▸ EXERCISE DIRECTIONS: Rewrite each line of the records below as a Markdown table with the columns "No." and "Line." Number the rows in order and skip any blank lines.

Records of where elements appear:
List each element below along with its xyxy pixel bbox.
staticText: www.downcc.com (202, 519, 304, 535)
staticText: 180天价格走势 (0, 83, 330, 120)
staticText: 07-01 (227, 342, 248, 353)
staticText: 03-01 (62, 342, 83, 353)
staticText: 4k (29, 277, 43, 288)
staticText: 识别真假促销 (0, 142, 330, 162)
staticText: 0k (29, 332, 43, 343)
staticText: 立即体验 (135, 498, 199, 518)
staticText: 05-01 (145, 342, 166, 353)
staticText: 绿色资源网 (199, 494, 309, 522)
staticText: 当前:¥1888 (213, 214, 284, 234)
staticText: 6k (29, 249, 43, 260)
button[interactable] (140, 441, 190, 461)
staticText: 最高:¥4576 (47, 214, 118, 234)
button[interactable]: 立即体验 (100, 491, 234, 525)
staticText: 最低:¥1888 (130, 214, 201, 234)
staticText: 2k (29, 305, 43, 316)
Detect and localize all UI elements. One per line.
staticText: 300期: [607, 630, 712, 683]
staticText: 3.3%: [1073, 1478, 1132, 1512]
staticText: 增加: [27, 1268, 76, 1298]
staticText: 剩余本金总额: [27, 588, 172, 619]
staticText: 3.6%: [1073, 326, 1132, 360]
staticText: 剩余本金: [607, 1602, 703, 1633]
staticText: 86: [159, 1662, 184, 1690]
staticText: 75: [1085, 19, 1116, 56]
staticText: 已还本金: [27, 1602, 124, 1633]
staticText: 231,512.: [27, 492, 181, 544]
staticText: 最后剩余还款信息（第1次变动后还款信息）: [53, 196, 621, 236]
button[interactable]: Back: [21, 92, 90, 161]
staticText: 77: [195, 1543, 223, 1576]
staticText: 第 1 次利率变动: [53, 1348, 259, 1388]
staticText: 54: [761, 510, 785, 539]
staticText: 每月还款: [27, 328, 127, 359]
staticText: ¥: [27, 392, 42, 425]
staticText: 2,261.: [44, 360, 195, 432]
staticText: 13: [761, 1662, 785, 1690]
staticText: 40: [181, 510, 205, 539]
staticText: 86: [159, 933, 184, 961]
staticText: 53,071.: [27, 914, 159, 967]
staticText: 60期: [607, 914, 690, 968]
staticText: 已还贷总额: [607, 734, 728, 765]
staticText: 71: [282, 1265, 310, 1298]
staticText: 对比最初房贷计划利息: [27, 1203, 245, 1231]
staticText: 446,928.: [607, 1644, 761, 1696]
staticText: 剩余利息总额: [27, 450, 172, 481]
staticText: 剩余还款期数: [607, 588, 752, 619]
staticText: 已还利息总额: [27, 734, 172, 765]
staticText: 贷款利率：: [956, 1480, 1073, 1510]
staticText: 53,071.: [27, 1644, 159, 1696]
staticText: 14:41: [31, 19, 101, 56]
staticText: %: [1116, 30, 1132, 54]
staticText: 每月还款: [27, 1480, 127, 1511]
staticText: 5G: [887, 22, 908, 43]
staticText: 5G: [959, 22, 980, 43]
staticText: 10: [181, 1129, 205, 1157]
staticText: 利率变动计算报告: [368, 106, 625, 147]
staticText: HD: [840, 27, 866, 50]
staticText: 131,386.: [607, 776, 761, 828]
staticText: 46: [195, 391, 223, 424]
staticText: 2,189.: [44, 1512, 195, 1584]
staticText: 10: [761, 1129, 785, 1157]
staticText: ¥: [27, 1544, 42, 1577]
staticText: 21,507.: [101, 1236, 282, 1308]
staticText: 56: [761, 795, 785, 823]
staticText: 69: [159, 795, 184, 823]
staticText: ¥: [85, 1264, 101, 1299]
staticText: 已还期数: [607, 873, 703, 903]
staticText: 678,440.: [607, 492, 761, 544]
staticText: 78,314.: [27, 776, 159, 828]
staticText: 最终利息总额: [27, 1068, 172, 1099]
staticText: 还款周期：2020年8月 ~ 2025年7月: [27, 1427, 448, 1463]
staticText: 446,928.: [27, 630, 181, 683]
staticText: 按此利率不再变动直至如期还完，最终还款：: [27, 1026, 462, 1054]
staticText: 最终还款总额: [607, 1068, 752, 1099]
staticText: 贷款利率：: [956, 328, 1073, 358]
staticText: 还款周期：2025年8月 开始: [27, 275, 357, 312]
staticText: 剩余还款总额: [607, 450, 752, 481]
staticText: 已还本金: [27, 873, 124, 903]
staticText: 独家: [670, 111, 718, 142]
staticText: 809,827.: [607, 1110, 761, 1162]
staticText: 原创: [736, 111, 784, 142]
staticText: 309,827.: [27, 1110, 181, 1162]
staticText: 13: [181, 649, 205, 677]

▸ COMPLETE RESPONSE:
| No. | Line |
|---|---|
| 1 | List each element below along with its xyxy pixel bbox. |
| 2 | staticText: www.downcc.com (202, 519, 304, 535) |
| 3 | staticText: 180天价格走势 (0, 83, 330, 120) |
| 4 | staticText: 07-01 (227, 342, 248, 353) |
| 5 | staticText: 03-01 (62, 342, 83, 353) |
| 6 | staticText: 4k (29, 277, 43, 288) |
| 7 | staticText: 识别真假促销 (0, 142, 330, 162) |
| 8 | staticText: 0k (29, 332, 43, 343) |
| 9 | staticText: 立即体验 (135, 498, 199, 518) |
| 10 | staticText: 05-01 (145, 342, 166, 353) |
| 11 | staticText: 绿色资源网 (199, 494, 309, 522) |
| 12 | staticText: 当前:¥1888 (213, 214, 284, 234) |
| 13 | staticText: 6k (29, 249, 43, 260) |
| 14 | button[interactable] (140, 441, 190, 461) |
| 15 | staticText: 最高:¥4576 (47, 214, 118, 234) |
| 16 | button[interactable]: 立即体验 (100, 491, 234, 525) |
| 17 | staticText: 最低:¥1888 (130, 214, 201, 234) |
| 18 | staticText: 2k (29, 305, 43, 316) |
| 19 | Detect and localize all UI elements. One per line. |
| 20 | staticText: 300期: [607, 630, 712, 683] |
| 21 | staticText: 3.3%: [1073, 1478, 1132, 1512] |
| 22 | staticText: 增加: [27, 1268, 76, 1298] |
| 23 | staticText: 剩余本金总额: [27, 588, 172, 619] |
| 24 | staticText: 3.6%: [1073, 326, 1132, 360] |
| 25 | staticText: 剩余本金: [607, 1602, 703, 1633] |
| 26 | staticText: 86: [159, 1662, 184, 1690] |
| 27 | staticText: 75: [1085, 19, 1116, 56] |
| 28 | staticText: 已还本金: [27, 1602, 124, 1633] |
| 29 | staticText: 231,512.: [27, 492, 181, 544] |
| 30 | staticText: 最后剩余还款信息（第1次变动后还款信息）: [53, 196, 621, 236] |
| 31 | button[interactable]: Back: [21, 92, 90, 161] |
| 32 | staticText: 77: [195, 1543, 223, 1576] |
| 33 | staticText: 第 1 次利率变动: [53, 1348, 259, 1388] |
| 34 | staticText: 54: [761, 510, 785, 539] |
| 35 | staticText: 每月还款: [27, 328, 127, 359] |
| 36 | staticText: ¥: [27, 392, 42, 425] |
| 37 | staticText: 2,261.: [44, 360, 195, 432] |
| 38 | staticText: 13: [761, 1662, 785, 1690] |
| 39 | staticText: 40: [181, 510, 205, 539] |
| 40 | staticText: 86: [159, 933, 184, 961] |
| 41 | staticText: 53,071.: [27, 914, 159, 967] |
| 42 | staticText: 60期: [607, 914, 690, 968] |
| 43 | staticText: 已还贷总额: [607, 734, 728, 765] |
| 44 | staticText: 71: [282, 1265, 310, 1298] |
| 45 | staticText: 对比最初房贷计划利息: [27, 1203, 245, 1231] |
| 46 | staticText: 446,928.: [607, 1644, 761, 1696] |
| 47 | staticText: 剩余利息总额: [27, 450, 172, 481] |
| 48 | staticText: 剩余还款期数: [607, 588, 752, 619] |
| 49 | staticText: 已还利息总额: [27, 734, 172, 765] |
| 50 | staticText: 贷款利率：: [956, 1480, 1073, 1510] |
| 51 | staticText: 53,071.: [27, 1644, 159, 1696] |
| 52 | staticText: 14:41: [31, 19, 101, 56] |
| 53 | staticText: %: [1116, 30, 1132, 54] |
| 54 | staticText: 每月还款: [27, 1480, 127, 1511] |
| 55 | staticText: 5G: [887, 22, 908, 43] |
| 56 | staticText: 5G: [959, 22, 980, 43] |
| 57 | staticText: 10: [181, 1129, 205, 1157] |
| 58 | staticText: 利率变动计算报告: [368, 106, 625, 147] |
| 59 | staticText: HD: [840, 27, 866, 50] |
| 60 | staticText: 131,386.: [607, 776, 761, 828] |
| 61 | staticText: 46: [195, 391, 223, 424] |
| 62 | staticText: 2,189.: [44, 1512, 195, 1584] |
| 63 | staticText: 10: [761, 1129, 785, 1157] |
| 64 | staticText: ¥: [27, 1544, 42, 1577] |
| 65 | staticText: 21,507.: [101, 1236, 282, 1308] |
| 66 | staticText: 56: [761, 795, 785, 823] |
| 67 | staticText: 69: [159, 795, 184, 823] |
| 68 | staticText: ¥: [85, 1264, 101, 1299] |
| 69 | staticText: 已还期数: [607, 873, 703, 903] |
| 70 | staticText: 678,440.: [607, 492, 761, 544] |
| 71 | staticText: 78,314.: [27, 776, 159, 828] |
| 72 | staticText: 最终利息总额: [27, 1068, 172, 1099] |
| 73 | staticText: 还款周期：2020年8月 ~ 2025年7月: [27, 1427, 448, 1463] |
| 74 | staticText: 446,928.: [27, 630, 181, 683] |
| 75 | staticText: 按此利率不再变动直至如期还完，最终还款：: [27, 1026, 462, 1054] |
| 76 | staticText: 最终还款总额: [607, 1068, 752, 1099] |
| 77 | staticText: 贷款利率：: [956, 328, 1073, 358] |
| 78 | staticText: 还款周期：2025年8月 开始: [27, 275, 357, 312] |
| 79 | staticText: 剩余还款总额: [607, 450, 752, 481] |
| 80 | staticText: 已还本金: [27, 873, 124, 903] |
| 81 | staticText: 独家: [670, 111, 718, 142] |
| 82 | staticText: 809,827.: [607, 1110, 761, 1162] |
| 83 | staticText: 原创: [736, 111, 784, 142] |
| 84 | staticText: 309,827.: [27, 1110, 181, 1162] |
| 85 | staticText: 13: [181, 649, 205, 677] |